== Input data ==
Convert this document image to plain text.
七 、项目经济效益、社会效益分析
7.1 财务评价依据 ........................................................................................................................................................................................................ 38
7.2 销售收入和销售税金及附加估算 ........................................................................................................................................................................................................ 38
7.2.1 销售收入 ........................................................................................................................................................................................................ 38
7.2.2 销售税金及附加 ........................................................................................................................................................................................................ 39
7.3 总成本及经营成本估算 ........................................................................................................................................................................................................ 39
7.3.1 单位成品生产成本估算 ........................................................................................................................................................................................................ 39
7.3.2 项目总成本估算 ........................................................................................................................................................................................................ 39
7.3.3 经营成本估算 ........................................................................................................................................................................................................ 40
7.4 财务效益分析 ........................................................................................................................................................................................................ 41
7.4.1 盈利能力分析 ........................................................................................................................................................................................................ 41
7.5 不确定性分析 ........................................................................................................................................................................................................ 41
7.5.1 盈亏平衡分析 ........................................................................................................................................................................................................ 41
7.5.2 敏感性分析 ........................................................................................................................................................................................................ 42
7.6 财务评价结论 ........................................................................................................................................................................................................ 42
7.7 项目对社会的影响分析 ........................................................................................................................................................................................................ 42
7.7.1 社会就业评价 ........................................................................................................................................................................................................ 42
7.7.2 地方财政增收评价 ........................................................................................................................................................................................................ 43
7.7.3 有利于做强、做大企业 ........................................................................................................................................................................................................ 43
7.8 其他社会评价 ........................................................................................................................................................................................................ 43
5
===
Return the whole listing exactly, with every line included.

Convert this document image to plain text.
七 、项目经济效益、社会效益分析
7.1 财务评价依据 ........................................................................................................................................................................................................ 38
7.2 销售收入和销售税金及附加估算 ........................................................................................................................................................................................................ 38
7.2.1 销售收入 ........................................................................................................................................................................................................ 38
7.2.2 销售税金及附加 ........................................................................................................................................................................................................ 39
7.3 总成本及经营成本估算 ........................................................................................................................................................................................................ 39
7.3.1 单位成品生产成本估算 ........................................................................................................................................................................................................ 39
7.3.2 项目总成本估算 ........................................................................................................................................................................................................ 39
7.3.3 经营成本估算 ........................................................................................................................................................................................................ 40
7.4 财务效益分析 ........................................................................................................................................................................................................ 41
7.4.1 盈利能力分析 ........................................................................................................................................................................................................ 41
7.5 不确定性分析 ........................................................................................................................................................................................................ 41
7.5.1 盈亏平衡分析 ........................................................................................................................................................................................................ 41
7.5.2 敏感性分析 ........................................................................................................................................................................................................ 42
7.6 财务评价结论 ........................................................................................................................................................................................................ 42
7.7 项目对社会的影响分析 ........................................................................................................................................................................................................ 42
7.7.1 社会就业评价 ........................................................................................................................................................................................................ 42
7.7.2 地方财政增收评价 ........................................................................................................................................................................................................ 43
7.7.3 有利于做强、做大企业 ........................................................................................................................................................................................................ 43
7.8 其他社会评价 ........................................................................................................................................................................................................ 43
5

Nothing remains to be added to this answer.